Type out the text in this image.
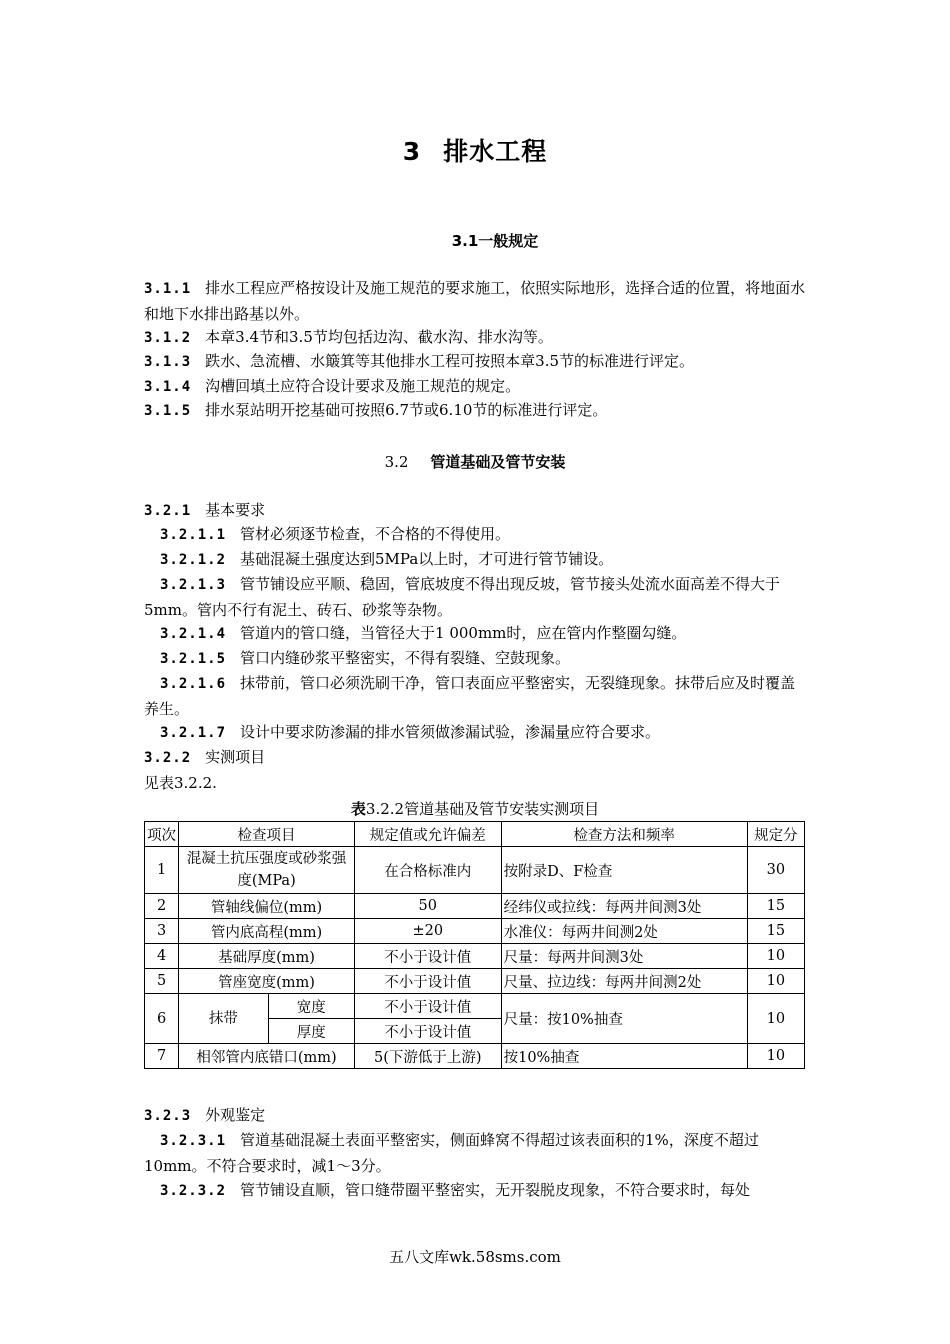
3 排水工程
3.1一般规定
3.1.1 排水工程应严格按设计及施工规范的要求施工，依照实际地形，选择合适的位置，将地面水和地下水排出路基以外。
3.1.2 本章3.4节和3.5节均包括边沟、截水沟、排水沟等。
3.1.3 跌水、急流槽、水簸箕等其他排水工程可按照本章3.5节的标准进行评定。
3.1.4 沟槽回填土应符合设计要求及施工规范的规定。
3.1.5 排水泵站明开挖基础可按照6.7节或6.10节的标准进行评定。
3.2 管道基础及管节安装
3.2.1 基本要求
3.2.1.1 管材必须逐节检查，不合格的不得使用。
3.2.1.2 基础混凝土强度达到5MPa以上时，才可进行管节铺设。
3.2.1.3 管节铺设应平顺、稳固，管底坡度不得出现反坡，管节接头处流水面高差不得大于5mm。管内不行有泥土、砖石、砂浆等杂物。
3.2.1.4 管道内的管口缝，当管径大于1 000mm时，应在管内作整圈勾缝。
3.2.1.5 管口内缝砂浆平整密实，不得有裂缝、空鼓现象。
3.2.1.6 抹带前，管口必须洗刷干净，管口表面应平整密实，无裂缝现象。抹带后应及时覆盖养生。
3.2.1.7 设计中要求防渗漏的排水管须做渗漏试验，渗漏量应符合要求。
3.2.2 实测项目
见表3.2.2.
表3.2.2管道基础及管节安装实测项目
项次	检查项目		规定值或允许偏差	检查方法和频率	规定分
1	混凝土抗压强度或砂浆强度(MPa)		在合格标准内	按附录D、F检查	30
2	管轴线偏位(mm)		50	经纬仪或拉线：每两井间测3处	15
3	管内底高程(mm)		±20	水准仪：每两井间测2处	15
4	基础厚度(mm)		不小于设计值	尺量：每两井间测3处	10
5	管座宽度(mm)		不小于设计值	尺量、拉边线：每两井间测2处	10
6	抹带	宽度	不小于设计值	尺量：按10%抽查	10
		厚度	不小于设计值		
7	相邻管内底错口(mm)		5(下游低于上游)	按10%抽查	10
3.2.3 外观鉴定
3.2.3.1 管道基础混凝土表面平整密实，侧面蜂窝不得超过该表面积的1%，深度不超过10mm。不符合要求时，减1～3分。
3.2.3.2 管节铺设直顺，管口缝带圈平整密实，无开裂脱皮现象，不符合要求时，每处
五八文库wk.58sms.com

☆ ☆ ☆

● **Work to be completed**
The records above must be echoed exactly, minus their pictures.

● **In response**
Type out the text in this image.
3 排水工程
3.1一般规定
3.1.1 排水工程应严格按设计及施工规范的要求施工，依照实际地形，选择合适的位置，将地面水和地下水排出路基以外。
3.1.2 本章3.4节和3.5节均包括边沟、截水沟、排水沟等。
3.1.3 跌水、急流槽、水簸箕等其他排水工程可按照本章3.5节的标准进行评定。
3.1.4 沟槽回填土应符合设计要求及施工规范的规定。
3.1.5 排水泵站明开挖基础可按照6.7节或6.10节的标准进行评定。
3.2 管道基础及管节安装
3.2.1 基本要求
3.2.1.1 管材必须逐节检查，不合格的不得使用。
3.2.1.2 基础混凝土强度达到5MPa以上时，才可进行管节铺设。
3.2.1.3 管节铺设应平顺、稳固，管底坡度不得出现反坡，管节接头处流水面高差不得大于5mm。管内不行有泥土、砖石、砂浆等杂物。
3.2.1.4 管道内的管口缝，当管径大于1 000mm时，应在管内作整圈勾缝。
3.2.1.5 管口内缝砂浆平整密实，不得有裂缝、空鼓现象。
3.2.1.6 抹带前，管口必须洗刷干净，管口表面应平整密实，无裂缝现象。抹带后应及时覆盖养生。
3.2.1.7 设计中要求防渗漏的排水管须做渗漏试验，渗漏量应符合要求。
3.2.2 实测项目
见表3.2.2.
表3.2.2管道基础及管节安装实测项目
项次	检查项目		规定值或允许偏差	检查方法和频率	规定分
1	混凝土抗压强度或砂浆强度(MPa)		在合格标准内	按附录D、F检查	30
2	管轴线偏位(mm)		50	经纬仪或拉线：每两井间测3处	15
3	管内底高程(mm)		±20	水准仪：每两井间测2处	15
4	基础厚度(mm)		不小于设计值	尺量：每两井间测3处	10
5	管座宽度(mm)		不小于设计值	尺量、拉边线：每两井间测2处	10
6	抹带	宽度	不小于设计值	尺量：按10%抽查	10
		厚度	不小于设计值		
7	相邻管内底错口(mm)		5(下游低于上游)	按10%抽查	10
3.2.3 外观鉴定
3.2.3.1 管道基础混凝土表面平整密实，侧面蜂窝不得超过该表面积的1%，深度不超过10mm。不符合要求时，减1～3分。
3.2.3.2 管节铺设直顺，管口缝带圈平整密实，无开裂脱皮现象，不符合要求时，每处
五八文库wk.58sms.com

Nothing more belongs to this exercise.